Entries provided:

+++

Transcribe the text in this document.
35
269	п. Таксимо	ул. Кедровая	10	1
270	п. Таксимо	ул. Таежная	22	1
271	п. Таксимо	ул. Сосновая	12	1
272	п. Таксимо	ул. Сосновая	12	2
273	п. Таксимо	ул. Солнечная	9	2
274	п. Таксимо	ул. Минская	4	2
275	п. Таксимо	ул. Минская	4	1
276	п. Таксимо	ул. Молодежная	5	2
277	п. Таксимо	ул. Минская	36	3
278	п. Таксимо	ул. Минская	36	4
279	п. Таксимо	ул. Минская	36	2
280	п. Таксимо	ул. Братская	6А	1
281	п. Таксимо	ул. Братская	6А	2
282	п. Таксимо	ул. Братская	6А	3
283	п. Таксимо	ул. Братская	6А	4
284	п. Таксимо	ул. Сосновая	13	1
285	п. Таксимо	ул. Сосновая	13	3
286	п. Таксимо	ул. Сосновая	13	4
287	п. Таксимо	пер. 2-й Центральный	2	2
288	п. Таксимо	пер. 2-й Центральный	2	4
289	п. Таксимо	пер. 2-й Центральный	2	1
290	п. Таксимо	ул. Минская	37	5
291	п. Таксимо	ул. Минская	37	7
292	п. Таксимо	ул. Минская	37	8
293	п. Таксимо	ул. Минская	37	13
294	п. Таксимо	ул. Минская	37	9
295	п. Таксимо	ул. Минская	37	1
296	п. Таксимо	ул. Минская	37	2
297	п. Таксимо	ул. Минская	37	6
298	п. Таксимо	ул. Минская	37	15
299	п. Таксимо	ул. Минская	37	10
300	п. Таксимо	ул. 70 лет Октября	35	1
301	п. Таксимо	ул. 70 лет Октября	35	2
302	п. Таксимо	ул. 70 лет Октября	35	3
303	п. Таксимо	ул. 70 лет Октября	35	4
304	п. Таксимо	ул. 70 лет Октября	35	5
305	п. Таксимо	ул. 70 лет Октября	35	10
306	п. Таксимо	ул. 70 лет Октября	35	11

+++

The task: Please output every record, keeping each line exact.

The response:
Transcribe the text in this document.
35
269	п. Таксимо	ул. Кедровая	10	1
270	п. Таксимо	ул. Таежная	22	1
271	п. Таксимо	ул. Сосновая	12	1
272	п. Таксимо	ул. Сосновая	12	2
273	п. Таксимо	ул. Солнечная	9	2
274	п. Таксимо	ул. Минская	4	2
275	п. Таксимо	ул. Минская	4	1
276	п. Таксимо	ул. Молодежная	5	2
277	п. Таксимо	ул. Минская	36	3
278	п. Таксимо	ул. Минская	36	4
279	п. Таксимо	ул. Минская	36	2
280	п. Таксимо	ул. Братская	6А	1
281	п. Таксимо	ул. Братская	6А	2
282	п. Таксимо	ул. Братская	6А	3
283	п. Таксимо	ул. Братская	6А	4
284	п. Таксимо	ул. Сосновая	13	1
285	п. Таксимо	ул. Сосновая	13	3
286	п. Таксимо	ул. Сосновая	13	4
287	п. Таксимо	пер. 2-й Центральный	2	2
288	п. Таксимо	пер. 2-й Центральный	2	4
289	п. Таксимо	пер. 2-й Центральный	2	1
290	п. Таксимо	ул. Минская	37	5
291	п. Таксимо	ул. Минская	37	7
292	п. Таксимо	ул. Минская	37	8
293	п. Таксимо	ул. Минская	37	13
294	п. Таксимо	ул. Минская	37	9
295	п. Таксимо	ул. Минская	37	1
296	п. Таксимо	ул. Минская	37	2
297	п. Таксимо	ул. Минская	37	6
298	п. Таксимо	ул. Минская	37	15
299	п. Таксимо	ул. Минская	37	10
300	п. Таксимо	ул. 70 лет Октября	35	1
301	п. Таксимо	ул. 70 лет Октября	35	2
302	п. Таксимо	ул. 70 лет Октября	35	3
303	п. Таксимо	ул. 70 лет Октября	35	4
304	п. Таксимо	ул. 70 лет Октября	35	5
305	п. Таксимо	ул. 70 лет Октября	35	10
306	п. Таксимо	ул. 70 лет Октября	35	11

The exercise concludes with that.